══ Data supplied ══
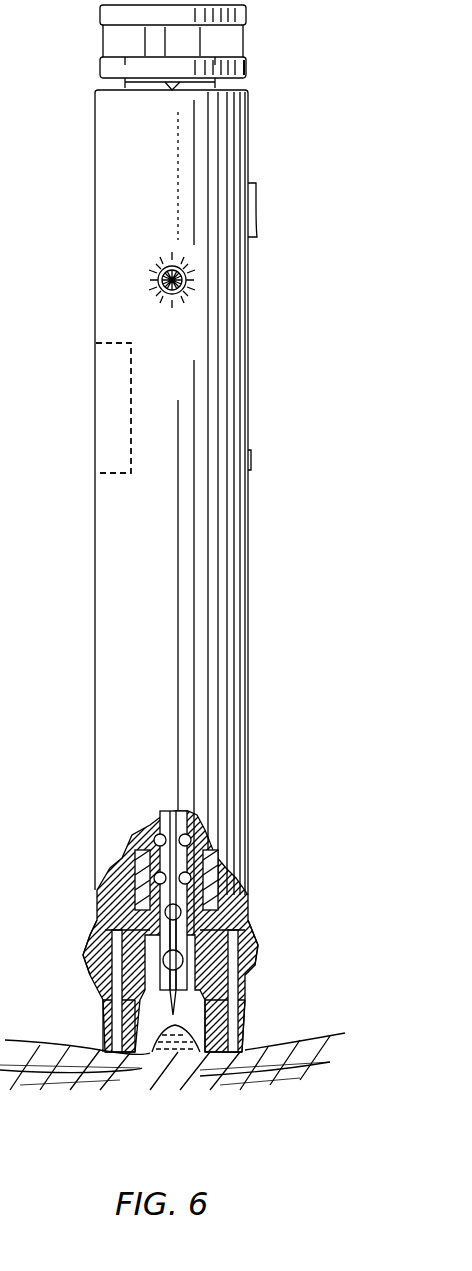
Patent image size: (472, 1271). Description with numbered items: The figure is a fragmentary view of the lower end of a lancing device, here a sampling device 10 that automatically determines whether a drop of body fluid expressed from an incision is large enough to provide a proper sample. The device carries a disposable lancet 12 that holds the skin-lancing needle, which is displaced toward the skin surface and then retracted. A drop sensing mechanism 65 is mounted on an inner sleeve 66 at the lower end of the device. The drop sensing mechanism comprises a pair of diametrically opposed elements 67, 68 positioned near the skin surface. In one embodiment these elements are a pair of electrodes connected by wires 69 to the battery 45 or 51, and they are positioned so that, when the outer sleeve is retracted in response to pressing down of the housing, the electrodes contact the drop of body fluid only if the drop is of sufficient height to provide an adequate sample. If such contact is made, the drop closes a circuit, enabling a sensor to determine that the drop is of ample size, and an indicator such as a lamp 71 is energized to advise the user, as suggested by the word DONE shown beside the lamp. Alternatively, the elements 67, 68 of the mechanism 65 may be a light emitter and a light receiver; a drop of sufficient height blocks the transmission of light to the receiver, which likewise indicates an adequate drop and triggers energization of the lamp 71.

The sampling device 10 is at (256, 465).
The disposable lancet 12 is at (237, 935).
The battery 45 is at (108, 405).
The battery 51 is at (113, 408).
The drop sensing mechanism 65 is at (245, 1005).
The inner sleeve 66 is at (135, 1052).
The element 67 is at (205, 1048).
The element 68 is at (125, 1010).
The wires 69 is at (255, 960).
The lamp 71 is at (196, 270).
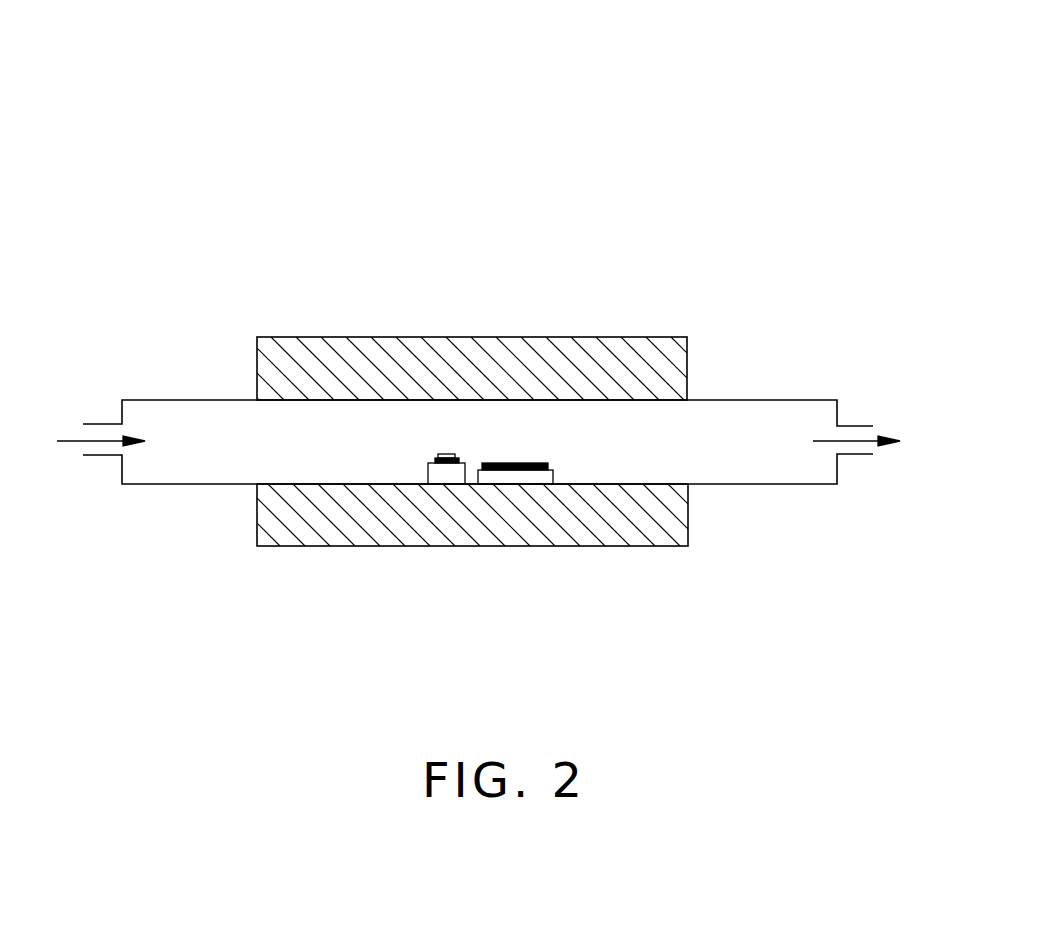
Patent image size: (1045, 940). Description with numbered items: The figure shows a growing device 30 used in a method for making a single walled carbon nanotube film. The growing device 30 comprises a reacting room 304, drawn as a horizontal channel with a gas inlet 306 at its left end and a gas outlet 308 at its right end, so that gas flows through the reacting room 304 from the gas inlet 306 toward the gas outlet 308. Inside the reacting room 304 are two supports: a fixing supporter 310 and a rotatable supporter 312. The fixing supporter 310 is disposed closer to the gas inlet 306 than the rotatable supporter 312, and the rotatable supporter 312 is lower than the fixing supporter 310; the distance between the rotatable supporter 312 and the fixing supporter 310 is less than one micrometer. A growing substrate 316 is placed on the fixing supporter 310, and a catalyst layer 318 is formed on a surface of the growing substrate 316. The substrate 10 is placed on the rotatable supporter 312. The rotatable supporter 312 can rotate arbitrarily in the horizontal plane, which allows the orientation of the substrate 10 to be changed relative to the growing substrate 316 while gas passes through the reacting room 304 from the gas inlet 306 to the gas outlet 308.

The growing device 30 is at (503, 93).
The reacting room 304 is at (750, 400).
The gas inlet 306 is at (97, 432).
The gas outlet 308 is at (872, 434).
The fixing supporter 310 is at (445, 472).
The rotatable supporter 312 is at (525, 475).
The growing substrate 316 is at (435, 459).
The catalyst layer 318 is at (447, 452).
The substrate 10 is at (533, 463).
═══
══ Data supplied ══
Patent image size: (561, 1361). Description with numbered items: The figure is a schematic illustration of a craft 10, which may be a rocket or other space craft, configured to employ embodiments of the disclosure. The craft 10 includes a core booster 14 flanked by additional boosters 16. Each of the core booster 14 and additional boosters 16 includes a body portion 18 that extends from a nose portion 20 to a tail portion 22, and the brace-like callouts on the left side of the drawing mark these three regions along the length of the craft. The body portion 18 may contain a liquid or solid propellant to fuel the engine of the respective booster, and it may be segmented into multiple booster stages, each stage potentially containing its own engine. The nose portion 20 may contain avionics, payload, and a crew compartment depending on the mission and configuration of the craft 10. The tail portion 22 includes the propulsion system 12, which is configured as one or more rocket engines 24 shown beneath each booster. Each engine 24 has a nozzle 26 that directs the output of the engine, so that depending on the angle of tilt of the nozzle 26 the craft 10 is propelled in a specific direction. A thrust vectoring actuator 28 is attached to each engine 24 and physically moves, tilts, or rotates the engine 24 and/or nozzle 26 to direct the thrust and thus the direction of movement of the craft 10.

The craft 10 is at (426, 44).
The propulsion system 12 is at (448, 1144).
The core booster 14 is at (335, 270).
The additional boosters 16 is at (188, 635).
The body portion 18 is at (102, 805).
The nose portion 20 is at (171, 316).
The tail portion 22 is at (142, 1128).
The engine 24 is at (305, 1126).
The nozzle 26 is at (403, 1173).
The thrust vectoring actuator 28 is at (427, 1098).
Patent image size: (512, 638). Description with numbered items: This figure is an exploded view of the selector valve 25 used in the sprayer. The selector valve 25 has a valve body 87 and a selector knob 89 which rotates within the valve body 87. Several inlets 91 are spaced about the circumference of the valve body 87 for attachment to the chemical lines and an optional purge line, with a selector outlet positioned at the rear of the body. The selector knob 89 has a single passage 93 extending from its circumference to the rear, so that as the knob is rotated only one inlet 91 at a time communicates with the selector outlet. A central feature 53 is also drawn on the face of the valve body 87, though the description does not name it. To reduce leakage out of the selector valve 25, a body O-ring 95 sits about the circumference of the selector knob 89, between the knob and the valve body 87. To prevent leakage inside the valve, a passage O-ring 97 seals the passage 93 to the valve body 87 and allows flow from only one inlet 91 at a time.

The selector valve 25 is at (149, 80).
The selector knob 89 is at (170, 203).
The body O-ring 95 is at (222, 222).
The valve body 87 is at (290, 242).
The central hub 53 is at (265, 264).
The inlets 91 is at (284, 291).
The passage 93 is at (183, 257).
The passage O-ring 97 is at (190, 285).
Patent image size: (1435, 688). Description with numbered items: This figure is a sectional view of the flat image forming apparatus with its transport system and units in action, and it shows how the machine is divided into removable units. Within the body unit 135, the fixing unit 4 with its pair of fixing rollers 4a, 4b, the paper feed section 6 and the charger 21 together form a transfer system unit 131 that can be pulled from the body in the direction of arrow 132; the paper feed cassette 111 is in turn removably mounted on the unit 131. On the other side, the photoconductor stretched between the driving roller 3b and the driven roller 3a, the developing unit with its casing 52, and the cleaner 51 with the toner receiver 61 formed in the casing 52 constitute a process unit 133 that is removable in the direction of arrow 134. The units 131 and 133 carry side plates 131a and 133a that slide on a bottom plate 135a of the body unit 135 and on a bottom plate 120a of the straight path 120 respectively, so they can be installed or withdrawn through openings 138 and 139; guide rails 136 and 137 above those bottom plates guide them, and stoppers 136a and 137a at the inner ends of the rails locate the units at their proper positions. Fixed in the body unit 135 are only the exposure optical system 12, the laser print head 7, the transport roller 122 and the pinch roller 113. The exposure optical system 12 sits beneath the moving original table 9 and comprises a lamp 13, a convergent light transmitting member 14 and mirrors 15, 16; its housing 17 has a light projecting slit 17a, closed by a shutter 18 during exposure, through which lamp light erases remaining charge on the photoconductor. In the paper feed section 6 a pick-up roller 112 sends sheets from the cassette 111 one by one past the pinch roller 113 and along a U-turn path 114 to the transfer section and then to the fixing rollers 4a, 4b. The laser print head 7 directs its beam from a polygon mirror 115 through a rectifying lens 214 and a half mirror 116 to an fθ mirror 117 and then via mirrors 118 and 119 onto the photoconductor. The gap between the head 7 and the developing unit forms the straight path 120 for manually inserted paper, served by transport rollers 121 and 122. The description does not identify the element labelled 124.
═══
══ Data supplied ══
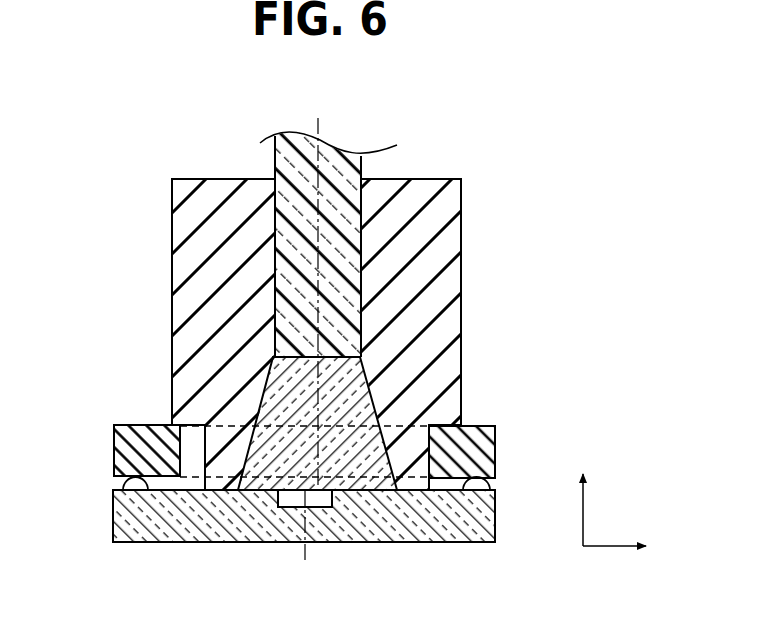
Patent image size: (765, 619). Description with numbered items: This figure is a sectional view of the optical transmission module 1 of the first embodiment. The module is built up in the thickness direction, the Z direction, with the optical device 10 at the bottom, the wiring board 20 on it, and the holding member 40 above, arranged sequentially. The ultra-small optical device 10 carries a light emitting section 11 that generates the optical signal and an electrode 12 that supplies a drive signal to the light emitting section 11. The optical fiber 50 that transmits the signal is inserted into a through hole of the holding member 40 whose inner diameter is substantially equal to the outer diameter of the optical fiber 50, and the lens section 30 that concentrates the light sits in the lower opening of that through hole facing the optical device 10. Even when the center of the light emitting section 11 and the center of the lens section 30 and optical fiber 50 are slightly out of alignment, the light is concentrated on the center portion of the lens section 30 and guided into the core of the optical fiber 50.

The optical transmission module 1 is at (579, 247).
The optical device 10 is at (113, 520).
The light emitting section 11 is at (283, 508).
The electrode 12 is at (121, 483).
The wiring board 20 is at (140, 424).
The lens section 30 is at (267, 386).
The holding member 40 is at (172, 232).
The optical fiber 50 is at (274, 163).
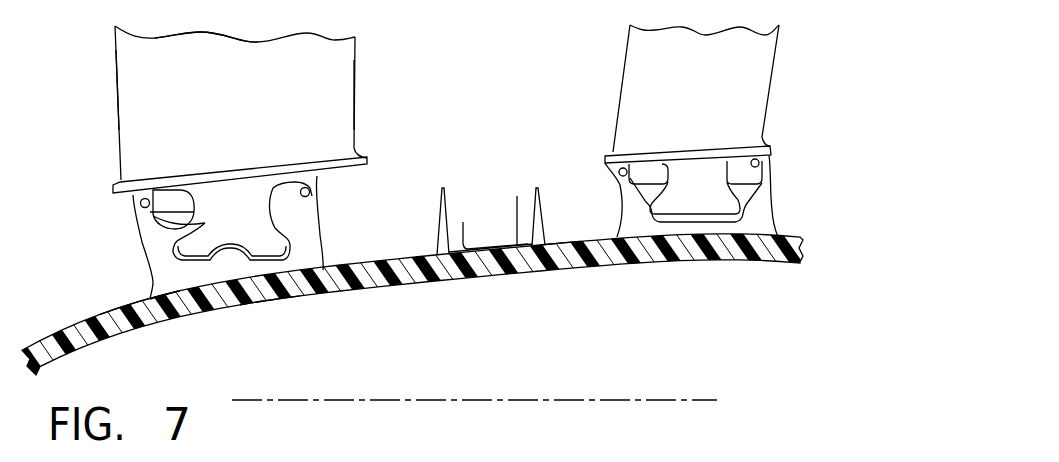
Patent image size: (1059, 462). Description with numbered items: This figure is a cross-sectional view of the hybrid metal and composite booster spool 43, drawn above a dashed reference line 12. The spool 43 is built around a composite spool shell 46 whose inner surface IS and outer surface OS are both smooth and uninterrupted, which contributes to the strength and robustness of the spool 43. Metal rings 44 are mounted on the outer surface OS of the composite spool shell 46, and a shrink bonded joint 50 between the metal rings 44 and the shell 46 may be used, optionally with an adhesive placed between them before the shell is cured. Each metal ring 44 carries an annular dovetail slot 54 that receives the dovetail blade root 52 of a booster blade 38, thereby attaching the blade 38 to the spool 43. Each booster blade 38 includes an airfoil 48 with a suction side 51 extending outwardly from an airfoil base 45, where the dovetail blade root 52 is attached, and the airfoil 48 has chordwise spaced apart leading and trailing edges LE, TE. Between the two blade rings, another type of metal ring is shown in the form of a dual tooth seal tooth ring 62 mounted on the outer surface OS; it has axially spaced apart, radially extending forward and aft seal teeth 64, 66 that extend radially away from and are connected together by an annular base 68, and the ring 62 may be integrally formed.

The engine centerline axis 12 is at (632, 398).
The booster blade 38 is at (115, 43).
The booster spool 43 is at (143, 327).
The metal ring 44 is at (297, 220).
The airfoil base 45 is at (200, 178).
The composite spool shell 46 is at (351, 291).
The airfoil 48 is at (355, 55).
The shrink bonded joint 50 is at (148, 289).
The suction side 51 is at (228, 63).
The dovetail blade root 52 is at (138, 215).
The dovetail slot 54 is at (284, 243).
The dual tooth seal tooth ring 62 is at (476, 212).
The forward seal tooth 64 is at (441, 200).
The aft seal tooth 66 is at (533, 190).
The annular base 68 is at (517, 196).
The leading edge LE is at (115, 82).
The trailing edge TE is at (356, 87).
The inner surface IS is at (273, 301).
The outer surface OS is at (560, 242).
═══
What you should do »
Rewrite the items from the line with "Patent image size: (472, 1271)." to the line with "The inner sleeve 66 is at (135, 1052).", swapping "fragmentary view" for "partial view" and keeping everything else the same.

Response below »
Patent image size: (472, 1271). Description with numbered items: The figure is a partial view of the lower end of a lancing device, here a sampling device 10 that automatically determines whether a drop of body fluid expressed from an incision is large enough to provide a proper sample. The device carries a disposable lancet 12 that holds the skin-lancing needle, which is displaced toward the skin surface and then retracted. A drop sensing mechanism 65 is mounted on an inner sleeve 66 at the lower end of the device. The drop sensing mechanism comprises a pair of diametrically opposed elements 67, 68 positioned near the skin surface. In one embodiment these elements are a pair of electrodes connected by wires 69 to the battery 45 or 51, and they are positioned so that, when the outer sleeve is retracted in response to pressing down of the housing, the electrodes contact the drop of body fluid only if the drop is of sufficient height to provide an adequate sample. If such contact is made, the drop closes a circuit, enabling a sensor to determine that the drop is of ample size, and an indicator such as a lamp 71 is energized to advise the user, as suggested by the word DONE shown beside the lamp. Alternatively, the elements 67, 68 of the mechanism 65 may be a light emitter and a light receiver; a drop of sufficient height blocks the transmission of light to the receiver, which likewise indicates an adequate drop and triggers energization of the lamp 71.

The sampling device 10 is at (256, 465).
The disposable lancet 12 is at (237, 935).
The battery 45 is at (108, 405).
The battery 51 is at (113, 408).
The drop sensing mechanism 65 is at (245, 1005).
The inner sleeve 66 is at (135, 1052).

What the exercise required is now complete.